EXERCISE DIRECTIONS: Only lines that contain the string "Cuando" should be returned from the material below.

PROVIDED DATA:
--

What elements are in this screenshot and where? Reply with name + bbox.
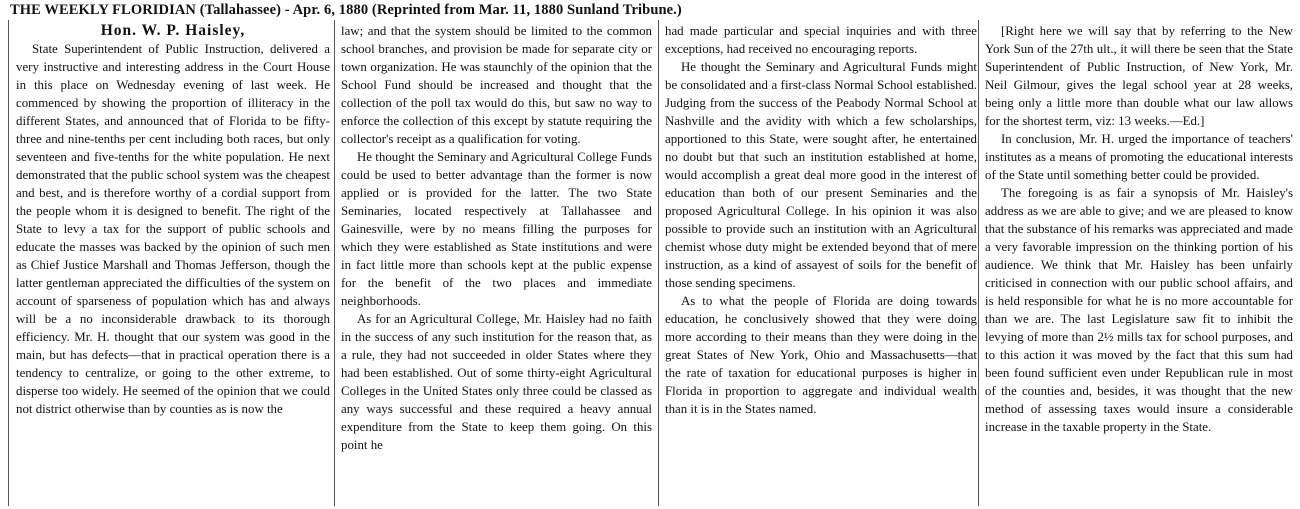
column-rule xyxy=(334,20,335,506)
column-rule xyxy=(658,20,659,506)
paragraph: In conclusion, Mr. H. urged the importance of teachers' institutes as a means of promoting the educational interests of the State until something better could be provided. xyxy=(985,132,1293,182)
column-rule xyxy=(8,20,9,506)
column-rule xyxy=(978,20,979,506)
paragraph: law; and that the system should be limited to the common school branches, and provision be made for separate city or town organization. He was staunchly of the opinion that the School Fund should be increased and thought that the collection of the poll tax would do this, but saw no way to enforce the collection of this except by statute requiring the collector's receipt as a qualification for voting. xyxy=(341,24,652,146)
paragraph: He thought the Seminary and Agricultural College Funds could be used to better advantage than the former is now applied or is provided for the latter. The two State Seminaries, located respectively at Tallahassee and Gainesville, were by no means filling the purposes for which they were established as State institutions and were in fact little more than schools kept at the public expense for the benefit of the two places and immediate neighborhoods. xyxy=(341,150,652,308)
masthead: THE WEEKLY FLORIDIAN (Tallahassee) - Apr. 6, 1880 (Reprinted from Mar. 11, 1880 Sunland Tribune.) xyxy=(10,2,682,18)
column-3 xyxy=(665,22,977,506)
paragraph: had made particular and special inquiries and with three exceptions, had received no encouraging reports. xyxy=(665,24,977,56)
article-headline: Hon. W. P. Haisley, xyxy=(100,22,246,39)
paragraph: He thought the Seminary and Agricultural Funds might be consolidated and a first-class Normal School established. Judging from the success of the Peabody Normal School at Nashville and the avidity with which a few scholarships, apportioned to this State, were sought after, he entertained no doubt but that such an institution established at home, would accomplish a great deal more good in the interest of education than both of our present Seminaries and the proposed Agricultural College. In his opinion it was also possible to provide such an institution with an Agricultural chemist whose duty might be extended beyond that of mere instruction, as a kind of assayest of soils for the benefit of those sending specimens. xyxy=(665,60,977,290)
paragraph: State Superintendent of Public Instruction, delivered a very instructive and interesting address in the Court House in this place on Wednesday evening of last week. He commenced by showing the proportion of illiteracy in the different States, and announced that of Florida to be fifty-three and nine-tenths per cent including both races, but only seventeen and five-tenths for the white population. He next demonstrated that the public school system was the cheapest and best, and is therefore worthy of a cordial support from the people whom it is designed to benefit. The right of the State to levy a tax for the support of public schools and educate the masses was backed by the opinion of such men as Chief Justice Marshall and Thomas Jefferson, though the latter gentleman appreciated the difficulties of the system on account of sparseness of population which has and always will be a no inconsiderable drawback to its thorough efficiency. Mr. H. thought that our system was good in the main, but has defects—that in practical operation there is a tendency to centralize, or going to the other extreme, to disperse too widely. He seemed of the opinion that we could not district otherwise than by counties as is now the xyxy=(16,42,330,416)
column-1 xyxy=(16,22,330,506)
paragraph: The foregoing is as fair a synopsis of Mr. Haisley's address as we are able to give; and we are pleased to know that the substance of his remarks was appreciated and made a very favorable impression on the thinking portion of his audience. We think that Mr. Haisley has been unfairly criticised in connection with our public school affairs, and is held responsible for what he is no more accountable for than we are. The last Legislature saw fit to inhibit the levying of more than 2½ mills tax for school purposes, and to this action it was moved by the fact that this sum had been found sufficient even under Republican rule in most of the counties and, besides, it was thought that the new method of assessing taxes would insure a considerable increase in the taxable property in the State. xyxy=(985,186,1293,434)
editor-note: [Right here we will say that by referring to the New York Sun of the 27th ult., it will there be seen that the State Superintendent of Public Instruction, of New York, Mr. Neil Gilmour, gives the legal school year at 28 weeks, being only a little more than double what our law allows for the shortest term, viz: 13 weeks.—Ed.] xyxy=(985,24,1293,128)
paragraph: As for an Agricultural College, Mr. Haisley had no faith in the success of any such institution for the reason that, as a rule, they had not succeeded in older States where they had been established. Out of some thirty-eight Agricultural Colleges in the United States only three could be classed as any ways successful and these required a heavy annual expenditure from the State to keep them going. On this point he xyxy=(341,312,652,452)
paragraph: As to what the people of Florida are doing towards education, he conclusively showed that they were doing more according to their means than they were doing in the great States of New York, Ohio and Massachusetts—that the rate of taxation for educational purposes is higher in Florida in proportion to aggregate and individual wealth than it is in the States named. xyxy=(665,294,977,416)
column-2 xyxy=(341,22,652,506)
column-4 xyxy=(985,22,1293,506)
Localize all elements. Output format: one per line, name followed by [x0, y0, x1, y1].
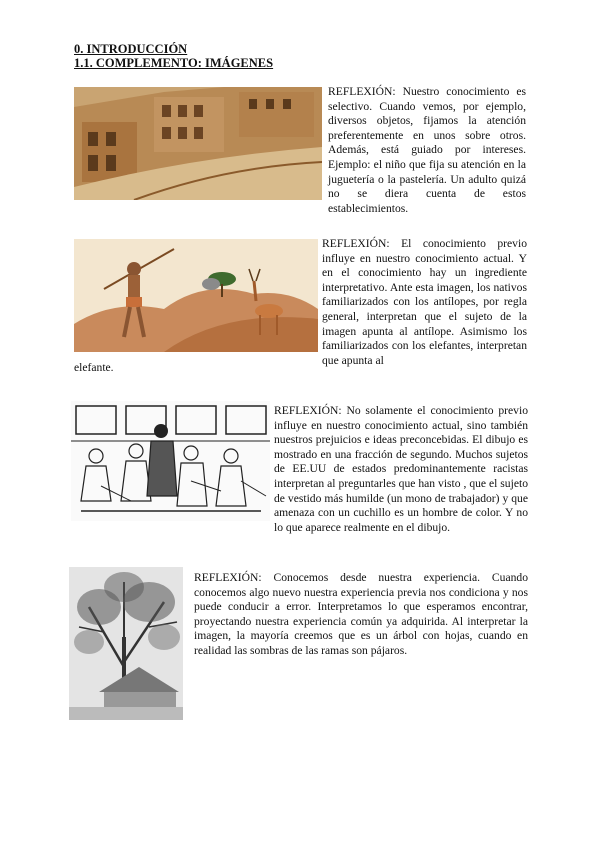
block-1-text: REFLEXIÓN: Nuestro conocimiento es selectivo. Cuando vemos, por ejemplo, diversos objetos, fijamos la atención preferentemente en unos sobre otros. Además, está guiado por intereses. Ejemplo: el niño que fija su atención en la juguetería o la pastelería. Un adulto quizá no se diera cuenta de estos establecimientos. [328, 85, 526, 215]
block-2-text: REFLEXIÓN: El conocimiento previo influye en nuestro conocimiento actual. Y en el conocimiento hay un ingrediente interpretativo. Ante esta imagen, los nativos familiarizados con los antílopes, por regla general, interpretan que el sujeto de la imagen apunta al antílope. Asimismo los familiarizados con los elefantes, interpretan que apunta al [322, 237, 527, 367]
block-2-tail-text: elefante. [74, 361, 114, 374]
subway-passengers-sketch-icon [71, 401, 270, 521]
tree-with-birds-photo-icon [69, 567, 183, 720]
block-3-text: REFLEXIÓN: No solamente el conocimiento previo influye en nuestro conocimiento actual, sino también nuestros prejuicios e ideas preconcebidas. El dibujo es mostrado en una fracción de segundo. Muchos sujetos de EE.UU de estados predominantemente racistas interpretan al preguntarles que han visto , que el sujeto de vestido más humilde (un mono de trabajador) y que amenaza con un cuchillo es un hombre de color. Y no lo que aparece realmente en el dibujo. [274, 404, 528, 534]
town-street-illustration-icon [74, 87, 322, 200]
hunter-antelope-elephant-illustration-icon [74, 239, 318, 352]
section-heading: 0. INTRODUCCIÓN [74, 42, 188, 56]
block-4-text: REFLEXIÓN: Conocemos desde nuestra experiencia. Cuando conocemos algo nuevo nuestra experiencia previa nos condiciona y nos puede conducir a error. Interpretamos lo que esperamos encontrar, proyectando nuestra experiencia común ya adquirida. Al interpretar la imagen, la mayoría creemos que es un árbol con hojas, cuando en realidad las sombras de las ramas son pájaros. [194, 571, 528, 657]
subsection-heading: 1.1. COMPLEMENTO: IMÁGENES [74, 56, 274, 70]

--

COMPLETED TASK:
block-1-text: REFLEXIÓN: Nuestro conocimiento es selectivo. Cuando vemos, por ejemplo, diversos objetos, fijamos la atención preferentemente en unos sobre otros. Además, está guiado por intereses. Ejemplo: el niño que fija su atención en la juguetería o la pastelería. Un adulto quizá no se diera cuenta de estos establecimientos. [328, 85, 526, 215]
block-4-text: REFLEXIÓN: Conocemos desde nuestra experiencia. Cuando conocemos algo nuevo nuestra experiencia previa nos condiciona y nos puede conducir a error. Interpretamos lo que esperamos encontrar, proyectando nuestra experiencia común ya adquirida. Al interpretar la imagen, la mayoría creemos que es un árbol con hojas, cuando en realidad las sombras de las ramas son pájaros. [194, 571, 528, 657]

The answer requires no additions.